--- TASK OBJECTIVE ---
Filter the entries that follow, copying every line in which the word "requiritur" appears.
## START RECORDS FOR PROCESSING
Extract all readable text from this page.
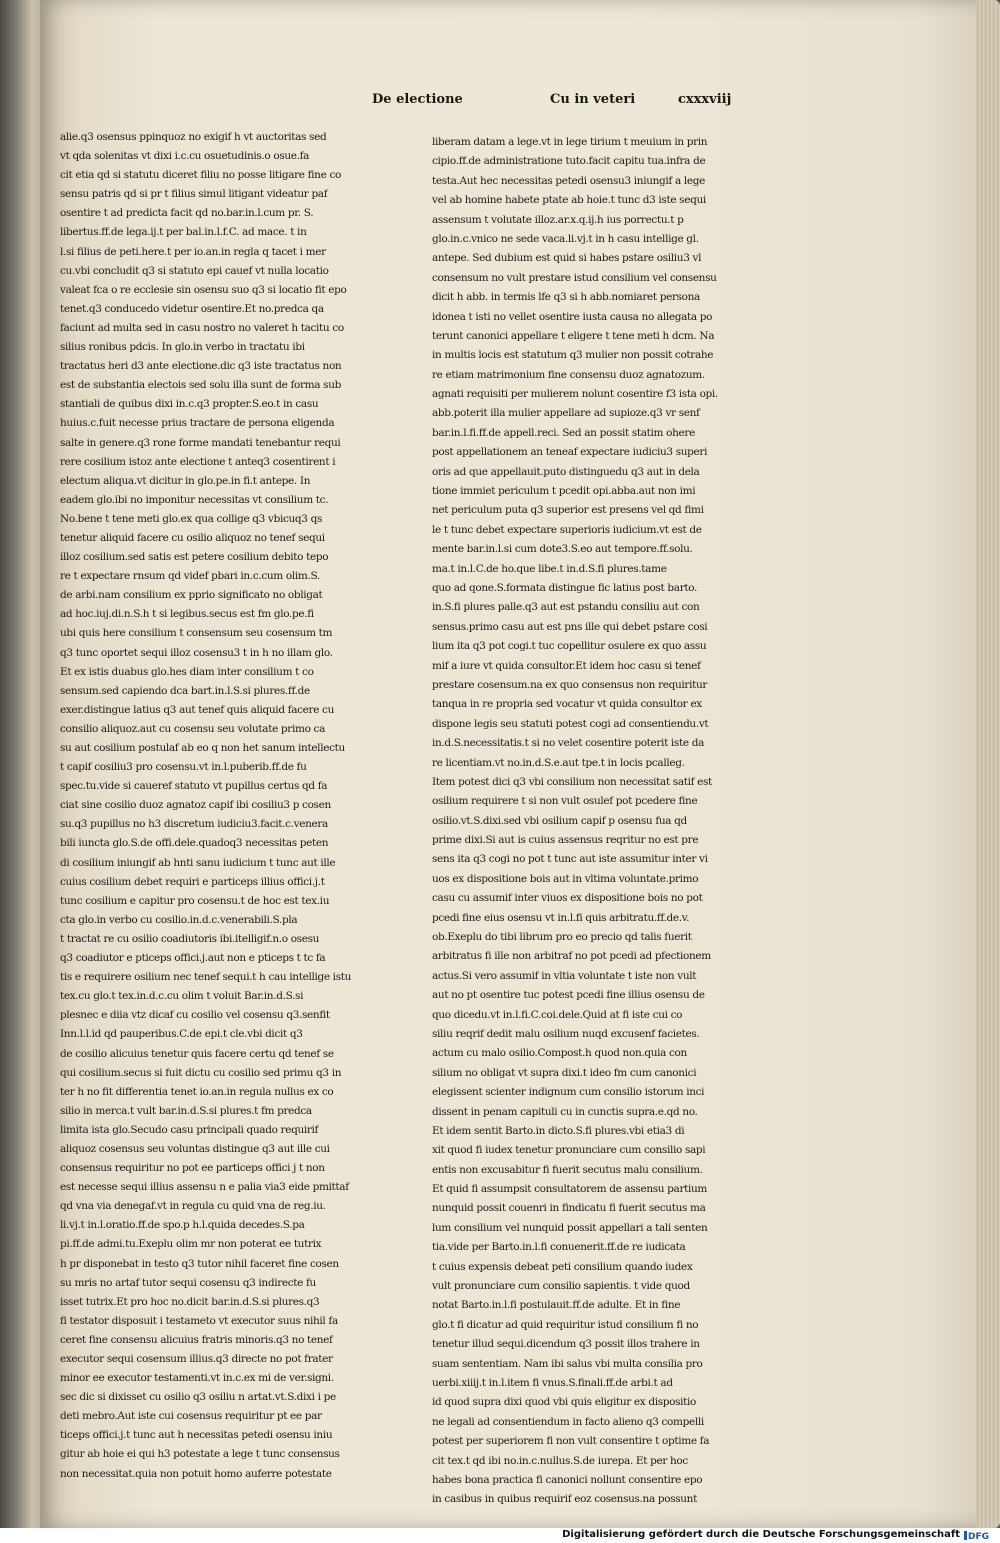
De electione	Cu in veteri	cxxxviij
alie.q3 osensus ppinquoz no exigif h vt auctoritas sed
vt qda solenitas vt dixi i.c.cu osuetudinis.o osue.fa
cit etia qd si statutu diceret filiu no posse litigare fine co
sensu patris qd si pr t filius simul litigant videatur paf
osentire t ad predicta facit qd no.bar.in.l.cum pr. S.
libertus.ff.de lega.ij.t per bal.in.l.f.C. ad mace. t in
l.si filius de peti.here.t per io.an.in regla q tacet i mer
cu.vbi concludit q3 si statuto epi cauef vt nulla locatio
valeat fca o re ecclesie sin osensu suo q3 si locatio fit epo
tenet.q3 conducedo videtur osentire.Et no.predca qa
faciunt ad multa sed in casu nostro no valeret h tacitu co
silius ronibus pdcis. In glo.in verbo in tractatu ibi
tractatus heri d3 ante electione.dic q3 iste tractatus non
est de substantia electois sed solu illa sunt de forma sub
stantiali de quibus dixi in.c.q3 propter.S.eo.t in casu
huius.c.fuit necesse prius tractare de persona eligenda
salte in genere.q3 rone forme mandati tenebantur requi
rere cosilium istoz ante electione t anteq3 cosentirent i
electum aliqua.vt dicitur in glo.pe.in fi.t antepe. In
eadem glo.ibi no imponitur necessitas vt consilium tc.
No.bene t tene meti glo.ex qua collige q3 vbicuq3 qs
tenetur aliquid facere cu osilio aliquoz no tenef sequi
illoz cosilium.sed satis est petere cosilium debito tepo
re t expectare rnsum qd videf pbari in.c.cum olim.S.
de arbi.nam consilium ex pprio significato no obligat
ad hoc.iuj.di.n.S.h t si legibus.secus est fm glo.pe.fi
ubi quis here consilium t consensum seu cosensum tm
q3 tunc oportet sequi illoz cosensu3 t in h no illam glo.
Et ex istis duabus glo.hes diam inter consilium t co
sensum.sed capiendo dca bart.in.l.S.si plures.ff.de
exer.distingue latius q3 aut tenef quis aliquid facere cu
consilio aliquoz.aut cu cosensu seu volutate primo ca
su aut cosilium postulaf ab eo q non het sanum intellectu
t capif cosiliu3 pro cosensu.vt in.l.puberib.ff.de fu
spec.tu.vide si caueref statuto vt pupillus certus qd fa
ciat sine cosilio duoz agnatoz capif ibi cosiliu3 p cosen
su.q3 pupillus no h3 discretum iudiciu3.facit.c.venera
bili iuncta glo.S.de offi.dele.quadoq3 necessitas peten
di cosilium iniungif ab hnti sanu iudicium t tunc aut ille
cuius cosilium debet requiri e particeps illius offici.j.t
tunc cosilium e capitur pro cosensu.t de hoc est tex.iu
cta glo.in verbo cu cosilio.in.d.c.venerabili.S.pla
t tractat re cu osilio coadiutoris ibi.itelligif.n.o osesu
q3 coadiutor e pticeps offici.j.aut non e pticeps t tc fa
tis e requirere osilium nec tenef sequi.t h cau intellige istu
tex.cu glo.t tex.in.d.c.cu olim t voluit Bar.in.d.S.si
plesnec e diia vtz dicaf cu cosilio vel cosensu q3.senfit
Inn.l.l.id qd pauperibus.C.de epi.t cle.vbi dicit q3
de cosilio alicuius tenetur quis facere certu qd tenef se
qui cosilium.secus si fuit dictu cu cosilio sed primu q3 in
ter h no fit differentia tenet io.an.in regula nullus ex co
silio in merca.t vult bar.in.d.S.si plures.t fm predca
limita ista glo.Secudo casu principali quado requirif
aliquoz cosensus seu voluntas distingue q3 aut ille cui
consensus requiritur no pot ee particeps offici j t non
est necesse sequi illius assensu n e palia via3 eide pmittaf
qd vna via denegaf.vt in regula cu quid vna de reg.iu.
li.vj.t in.l.oratio.ff.de spo.p h.l.quida decedes.S.pa
pi.ff.de admi.tu.Exeplu olim mr non poterat ee tutrix
h pr disponebat in testo q3 tutor nihil faceret fine cosen
su mris no artaf tutor sequi cosensu q3 indirecte fu
isset tutrix.Et pro hoc no.dicit bar.in.d.S.si plures.q3
fi testator disposuit i testameto vt executor suus nihil fa
ceret fine consensu alicuius fratris minoris.q3 no tenef
executor sequi cosensum illius.q3 directe no pot frater
minor ee executor testamenti.vt in.c.ex mi de ver.signi.
sec dic si dixisset cu osilio q3 osiliu n artat.vt.S.dixi i pe
deti mebro.Aut iste cui cosensus requiritur pt ee par
ticeps offici.j.t tunc aut h necessitas petedi osensu iniu
gitur ab hoie ei qui h3 potestate a lege t tunc consensus
non necessitat.quia non potuit homo auferre potestate
liberam datam a lege.vt in lege tirium t meuium in prin
cipio.ff.de administratione tuto.facit capitu tua.infra de
testa.Aut hec necessitas petedi osensu3 iniungif a lege
vel ab homine habete ptate ab hoie.t tunc d3 iste sequi
assensum t volutate illoz.ar.x.q.ij.h ius porrectu.t p
glo.in.c.vnico ne sede vaca.li.vj.t in h casu intellige gl.
antepe. Sed dubium est quid si habes pstare osiliu3 vl
consensum no vult prestare istud consilium vel consensu
dicit h abb. in termis lfe q3 si h abb.nomiaret persona
idonea t isti no vellet osentire iusta causa no allegata po
terunt canonici appellare t eligere t tene meti h dcm. Na
in multis locis est statutum q3 mulier non possit cotrahe
re etiam matrimonium fine consensu duoz agnatozum.
agnati requisiti per mulierem nolunt cosentire f3 ista opi.
abb.poterit illa mulier appellare ad supioze.q3 vr senf
bar.in.l.fi.ff.de appell.reci. Sed an possit statim ohere
post appellationem an teneaf expectare iudiciu3 superi
oris ad que appellauit.puto distinguedu q3 aut in dela
tione immiet periculum t pcedit opi.abba.aut non imi
net periculum puta q3 superior est presens vel qd fimi
le t tunc debet expectare superioris iudicium.vt est de
mente bar.in.l.si cum dote3.S.eo aut tempore.ff.solu.
ma.t in.l.C.de ho.que libe.t in.d.S.fi plures.tame
quo ad qone.S.formata distingue fic latius post barto.
in.S.fi plures palle.q3 aut est pstandu consiliu aut con
sensus.primo casu aut est pns ille qui debet pstare cosi
lium ita q3 pot cogi.t tuc copellitur osulere ex quo assu
mif a iure vt quida consultor.Et idem hoc casu si tenef
prestare cosensum.na ex quo consensus non requiritur
tanqua in re propria sed vocatur vt quida consultor ex
dispone legis seu statuti potest cogi ad consentiendu.vt
in.d.S.necessitatis.t si no velet cosentire poterit iste da
re licentiam.vt no.in.d.S.e.aut tpe.t in locis pcalleg.
Item potest dici q3 vbi consilium non necessitat satif est
osilium requirere t si non vult osulef pot pcedere fine
osilio.vt.S.dixi.sed vbi osilium capif p osensu fua qd
prime dixi.Si aut is cuius assensus reqritur no est pre
sens ita q3 cogi no pot t tunc aut iste assumitur inter vi
uos ex dispositione bois aut in vltima voluntate.primo
casu cu assumif inter viuos ex dispositione bois no pot
pcedi fine eius osensu vt in.l.fi quis arbitratu.ff.de.v.
ob.Exeplu do tibi librum pro eo precio qd talis fuerit
arbitratus fi ille non arbitraf no pot pcedi ad pfectionem
actus.Si vero assumif in vltia voluntate t iste non vult
aut no pt osentire tuc potest pcedi fine illius osensu de
quo dicedu.vt in.l.fi.C.coi.dele.Quid at fi iste cui co
siliu reqrif dedit malu osilium nuqd excusenf facietes.
actum cu malo osilio.Compost.h quod non.quia con
silium no obligat vt supra dixi.t ideo fm cum canonici
elegissent scienter indignum cum consilio istorum inci
dissent in penam capituli cu in cunctis supra.e.qd no.
Et idem sentit Barto.in dicto.S.fi plures.vbi etia3 di
xit quod fi iudex tenetur pronunciare cum consilio sapi
entis non excusabitur fi fuerit secutus malu consilium.
Et quid fi assumpsit consultatorem de assensu partium
nunquid possit couenri in findicatu fi fuerit secutus ma
lum consilium vel nunquid possit appellari a tali senten
tia.vide per Barto.in.l.fi conuenerit.ff.de re iudicata
t cuius expensis debeat peti consilium quando iudex
vult pronunciare cum consilio sapientis. t vide quod
notat Barto.in.l.fi postulauit.ff.de adulte. Et in fine
glo.t fi dicatur ad quid requiritur istud consilium fi no
tenetur illud sequi.dicendum q3 possit illos trahere in
suam sententiam. Nam ibi salus vbi multa consilia pro
uerbi.xiiij.t in.l.item fi vnus.S.finali.ff.de arbi.t ad
id quod supra dixi quod vbi quis eligitur ex dispositio
ne legali ad consentiendum in facto alieno q3 compelli
potest per superiorem fi non vult consentire t optime fa
cit tex.t qd ibi no.in.c.nullus.S.de iurepa. Et per hoc
habes bona practica fi canonici nollunt consentire epo
in casibus in quibus requirif eoz cosensus.na possunt
Digitalisierung gefördert durch die Deutsche Forschungsgemeinschaft DFG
## END RECORDS FOR PROCESSING
--- COMPLETE ANSWER ---
consensus requiritur no pot ee particeps offici j t non
deti mebro.Aut iste cui cosensus requiritur pt ee par
prestare cosensum.na ex quo consensus non requiritur
glo.t fi dicatur ad quid requiritur istud consilium fi no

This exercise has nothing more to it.